Excerpt from a dataset
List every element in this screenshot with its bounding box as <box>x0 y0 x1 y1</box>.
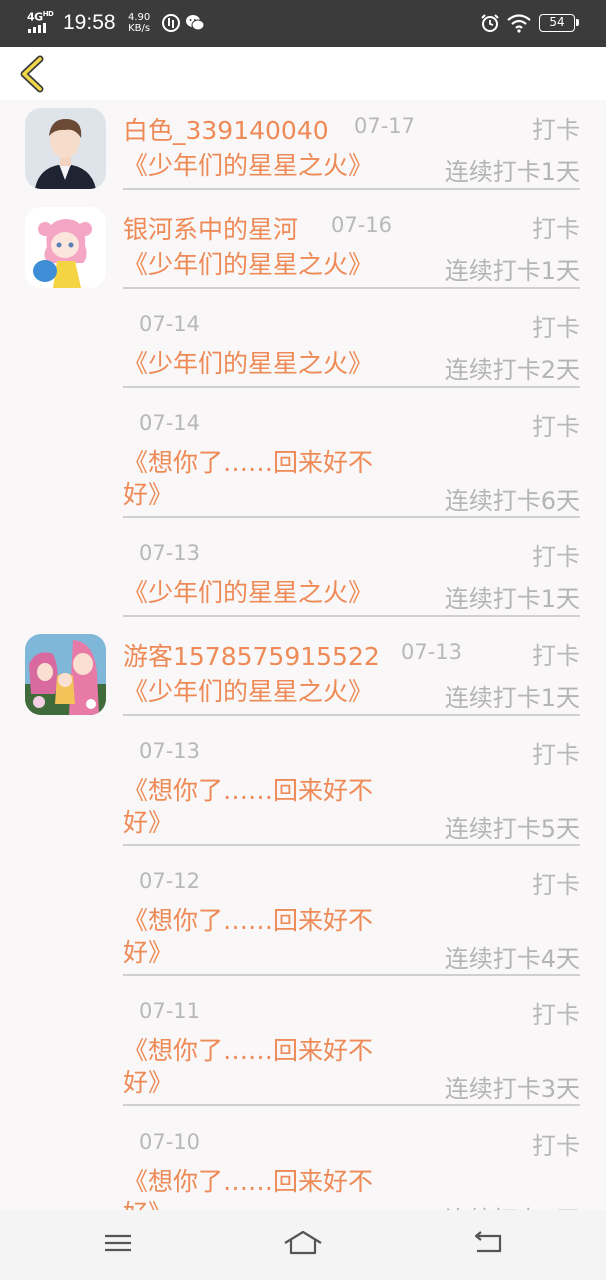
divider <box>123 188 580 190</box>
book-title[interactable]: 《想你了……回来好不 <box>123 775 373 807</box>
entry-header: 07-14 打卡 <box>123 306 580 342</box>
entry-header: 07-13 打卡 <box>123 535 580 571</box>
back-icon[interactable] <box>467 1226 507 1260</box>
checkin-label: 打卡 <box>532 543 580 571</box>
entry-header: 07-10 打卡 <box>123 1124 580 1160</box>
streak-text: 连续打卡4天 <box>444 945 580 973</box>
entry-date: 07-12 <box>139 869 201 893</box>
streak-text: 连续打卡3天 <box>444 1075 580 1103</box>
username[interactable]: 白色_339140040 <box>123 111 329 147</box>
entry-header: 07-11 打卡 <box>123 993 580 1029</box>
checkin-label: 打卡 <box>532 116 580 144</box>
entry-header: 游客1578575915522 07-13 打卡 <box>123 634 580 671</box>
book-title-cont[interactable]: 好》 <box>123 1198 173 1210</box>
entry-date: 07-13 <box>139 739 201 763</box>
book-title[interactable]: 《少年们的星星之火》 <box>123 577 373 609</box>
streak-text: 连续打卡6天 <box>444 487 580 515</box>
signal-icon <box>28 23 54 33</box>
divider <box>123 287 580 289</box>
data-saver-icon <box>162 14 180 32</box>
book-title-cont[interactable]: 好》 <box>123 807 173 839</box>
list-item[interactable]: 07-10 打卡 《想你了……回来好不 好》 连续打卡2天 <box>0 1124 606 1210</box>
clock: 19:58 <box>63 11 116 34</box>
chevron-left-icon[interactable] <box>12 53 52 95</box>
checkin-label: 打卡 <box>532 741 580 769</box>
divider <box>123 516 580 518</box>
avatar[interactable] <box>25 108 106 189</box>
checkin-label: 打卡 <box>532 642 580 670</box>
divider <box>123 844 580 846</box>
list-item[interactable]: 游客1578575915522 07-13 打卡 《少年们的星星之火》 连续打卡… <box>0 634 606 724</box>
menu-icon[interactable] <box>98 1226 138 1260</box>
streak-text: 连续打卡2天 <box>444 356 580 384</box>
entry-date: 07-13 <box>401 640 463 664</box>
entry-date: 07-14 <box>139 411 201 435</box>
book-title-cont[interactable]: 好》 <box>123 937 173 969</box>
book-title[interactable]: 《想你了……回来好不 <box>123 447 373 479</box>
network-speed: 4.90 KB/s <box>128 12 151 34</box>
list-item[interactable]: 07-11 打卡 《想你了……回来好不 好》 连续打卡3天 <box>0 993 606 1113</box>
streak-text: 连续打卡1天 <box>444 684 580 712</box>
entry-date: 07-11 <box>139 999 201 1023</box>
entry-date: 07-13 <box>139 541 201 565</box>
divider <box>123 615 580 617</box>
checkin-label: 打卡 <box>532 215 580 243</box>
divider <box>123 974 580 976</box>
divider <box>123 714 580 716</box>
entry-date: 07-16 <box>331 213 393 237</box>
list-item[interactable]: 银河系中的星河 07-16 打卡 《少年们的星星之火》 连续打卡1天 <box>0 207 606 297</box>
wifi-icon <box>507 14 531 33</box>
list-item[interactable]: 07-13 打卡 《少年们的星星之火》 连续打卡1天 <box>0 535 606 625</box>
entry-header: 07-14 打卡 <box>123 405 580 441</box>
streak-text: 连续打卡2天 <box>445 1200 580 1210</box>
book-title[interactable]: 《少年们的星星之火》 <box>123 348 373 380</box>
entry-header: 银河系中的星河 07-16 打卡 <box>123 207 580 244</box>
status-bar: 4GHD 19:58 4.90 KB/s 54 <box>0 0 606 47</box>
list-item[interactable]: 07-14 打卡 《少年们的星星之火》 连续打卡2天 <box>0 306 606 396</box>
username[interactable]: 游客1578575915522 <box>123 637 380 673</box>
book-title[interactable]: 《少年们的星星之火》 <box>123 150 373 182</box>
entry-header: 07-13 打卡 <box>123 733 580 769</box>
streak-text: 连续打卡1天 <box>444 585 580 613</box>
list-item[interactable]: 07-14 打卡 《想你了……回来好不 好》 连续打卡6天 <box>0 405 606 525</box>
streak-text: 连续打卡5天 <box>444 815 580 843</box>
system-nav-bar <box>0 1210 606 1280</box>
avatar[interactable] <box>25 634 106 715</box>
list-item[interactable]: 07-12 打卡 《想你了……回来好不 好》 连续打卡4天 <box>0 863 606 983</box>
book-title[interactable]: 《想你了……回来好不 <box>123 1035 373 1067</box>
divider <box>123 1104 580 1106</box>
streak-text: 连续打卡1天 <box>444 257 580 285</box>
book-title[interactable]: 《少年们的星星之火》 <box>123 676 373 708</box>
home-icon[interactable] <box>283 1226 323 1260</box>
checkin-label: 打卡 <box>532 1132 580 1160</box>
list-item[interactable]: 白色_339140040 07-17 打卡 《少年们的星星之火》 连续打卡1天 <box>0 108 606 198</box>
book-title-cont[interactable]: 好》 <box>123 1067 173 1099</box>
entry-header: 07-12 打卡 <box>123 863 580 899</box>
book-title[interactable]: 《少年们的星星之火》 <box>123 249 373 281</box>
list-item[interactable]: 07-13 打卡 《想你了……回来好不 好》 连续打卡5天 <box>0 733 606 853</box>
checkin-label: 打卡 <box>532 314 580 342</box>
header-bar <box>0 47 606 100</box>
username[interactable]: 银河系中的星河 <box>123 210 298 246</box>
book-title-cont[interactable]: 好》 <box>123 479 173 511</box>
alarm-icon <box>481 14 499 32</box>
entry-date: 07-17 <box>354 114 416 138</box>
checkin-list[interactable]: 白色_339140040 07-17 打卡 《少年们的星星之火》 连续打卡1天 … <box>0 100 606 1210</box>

**DO THIS**. Substitute "streak-count" for "streak-text" throughout the items above and reproduce them with nothing else changed. Omit the pictures.

**RESPONSE**.
List every element in this screenshot with its bounding box as <box>x0 y0 x1 y1</box>.
divider <box>123 188 580 190</box>
book-title[interactable]: 《想你了……回来好不 <box>123 775 373 807</box>
entry-header: 07-14 打卡 <box>123 306 580 342</box>
entry-header: 07-13 打卡 <box>123 535 580 571</box>
back-icon[interactable] <box>467 1226 507 1260</box>
checkin-label: 打卡 <box>532 543 580 571</box>
entry-header: 07-10 打卡 <box>123 1124 580 1160</box>
streak-count: 连续打卡4天 <box>444 945 580 973</box>
entry-date: 07-12 <box>139 869 201 893</box>
streak-count: 连续打卡3天 <box>444 1075 580 1103</box>
username[interactable]: 白色_339140040 <box>123 111 329 147</box>
entry-header: 07-11 打卡 <box>123 993 580 1029</box>
checkin-label: 打卡 <box>532 116 580 144</box>
entry-header: 游客1578575915522 07-13 打卡 <box>123 634 580 671</box>
book-title-cont[interactable]: 好》 <box>123 1198 173 1210</box>
entry-date: 07-13 <box>139 739 201 763</box>
book-title[interactable]: 《少年们的星星之火》 <box>123 577 373 609</box>
streak-count: 连续打卡6天 <box>444 487 580 515</box>
signal-icon <box>28 23 54 33</box>
divider <box>123 287 580 289</box>
data-saver-icon <box>162 14 180 32</box>
book-title-cont[interactable]: 好》 <box>123 807 173 839</box>
list-item[interactable]: 07-10 打卡 《想你了……回来好不 好》 连续打卡2天 <box>0 1124 606 1210</box>
clock: 19:58 <box>63 11 116 34</box>
chevron-left-icon[interactable] <box>12 53 52 95</box>
checkin-label: 打卡 <box>532 741 580 769</box>
divider <box>123 516 580 518</box>
avatar[interactable] <box>25 108 106 189</box>
checkin-label: 打卡 <box>532 642 580 670</box>
divider <box>123 844 580 846</box>
list-item[interactable]: 游客1578575915522 07-13 打卡 《少年们的星星之火》 连续打卡… <box>0 634 606 724</box>
menu-icon[interactable] <box>98 1226 138 1260</box>
streak-count: 连续打卡2天 <box>444 356 580 384</box>
entry-date: 07-13 <box>401 640 463 664</box>
entry-date: 07-14 <box>139 411 201 435</box>
book-title-cont[interactable]: 好》 <box>123 937 173 969</box>
book-title[interactable]: 《想你了……回来好不 <box>123 447 373 479</box>
network-speed: 4.90 KB/s <box>128 12 151 34</box>
list-item[interactable]: 07-11 打卡 《想你了……回来好不 好》 连续打卡3天 <box>0 993 606 1113</box>
streak-count: 连续打卡1天 <box>444 684 580 712</box>
entry-date: 07-11 <box>139 999 201 1023</box>
entry-date: 07-13 <box>139 541 201 565</box>
divider <box>123 615 580 617</box>
checkin-label: 打卡 <box>532 215 580 243</box>
divider <box>123 974 580 976</box>
divider <box>123 714 580 716</box>
entry-date: 07-16 <box>331 213 393 237</box>
list-item[interactable]: 银河系中的星河 07-16 打卡 《少年们的星星之火》 连续打卡1天 <box>0 207 606 297</box>
wifi-icon <box>507 14 531 33</box>
list-item[interactable]: 07-13 打卡 《少年们的星星之火》 连续打卡1天 <box>0 535 606 625</box>
entry-header: 07-14 打卡 <box>123 405 580 441</box>
streak-count: 连续打卡2天 <box>445 1200 580 1210</box>
book-title[interactable]: 《少年们的星星之火》 <box>123 348 373 380</box>
entry-header: 银河系中的星河 07-16 打卡 <box>123 207 580 244</box>
status-bar: 4GHD 19:58 4.90 KB/s 54 <box>0 0 606 47</box>
list-item[interactable]: 07-14 打卡 《少年们的星星之火》 连续打卡2天 <box>0 306 606 396</box>
username[interactable]: 游客1578575915522 <box>123 637 380 673</box>
book-title[interactable]: 《少年们的星星之火》 <box>123 150 373 182</box>
entry-header: 07-13 打卡 <box>123 733 580 769</box>
streak-count: 连续打卡1天 <box>444 585 580 613</box>
list-item[interactable]: 07-14 打卡 《想你了……回来好不 好》 连续打卡6天 <box>0 405 606 525</box>
streak-count: 连续打卡5天 <box>444 815 580 843</box>
system-nav-bar <box>0 1210 606 1280</box>
avatar[interactable] <box>25 634 106 715</box>
list-item[interactable]: 07-12 打卡 《想你了……回来好不 好》 连续打卡4天 <box>0 863 606 983</box>
book-title[interactable]: 《想你了……回来好不 <box>123 1035 373 1067</box>
divider <box>123 1104 580 1106</box>
streak-count: 连续打卡1天 <box>444 257 580 285</box>
book-title[interactable]: 《少年们的星星之火》 <box>123 676 373 708</box>
home-icon[interactable] <box>283 1226 323 1260</box>
checkin-label: 打卡 <box>532 1132 580 1160</box>
list-item[interactable]: 白色_339140040 07-17 打卡 《少年们的星星之火》 连续打卡1天 <box>0 108 606 198</box>
book-title-cont[interactable]: 好》 <box>123 1067 173 1099</box>
entry-header: 07-12 打卡 <box>123 863 580 899</box>
book-title[interactable]: 《少年们的星星之火》 <box>123 249 373 281</box>
list-item[interactable]: 07-13 打卡 《想你了……回来好不 好》 连续打卡5天 <box>0 733 606 853</box>
checkin-label: 打卡 <box>532 314 580 342</box>
header-bar <box>0 47 606 100</box>
username[interactable]: 银河系中的星河 <box>123 210 298 246</box>
book-title-cont[interactable]: 好》 <box>123 479 173 511</box>
alarm-icon <box>481 14 499 32</box>
entry-date: 07-17 <box>354 114 416 138</box>
checkin-list[interactable]: 白色_339140040 07-17 打卡 《少年们的星星之火》 连续打卡1天 … <box>0 100 606 1210</box>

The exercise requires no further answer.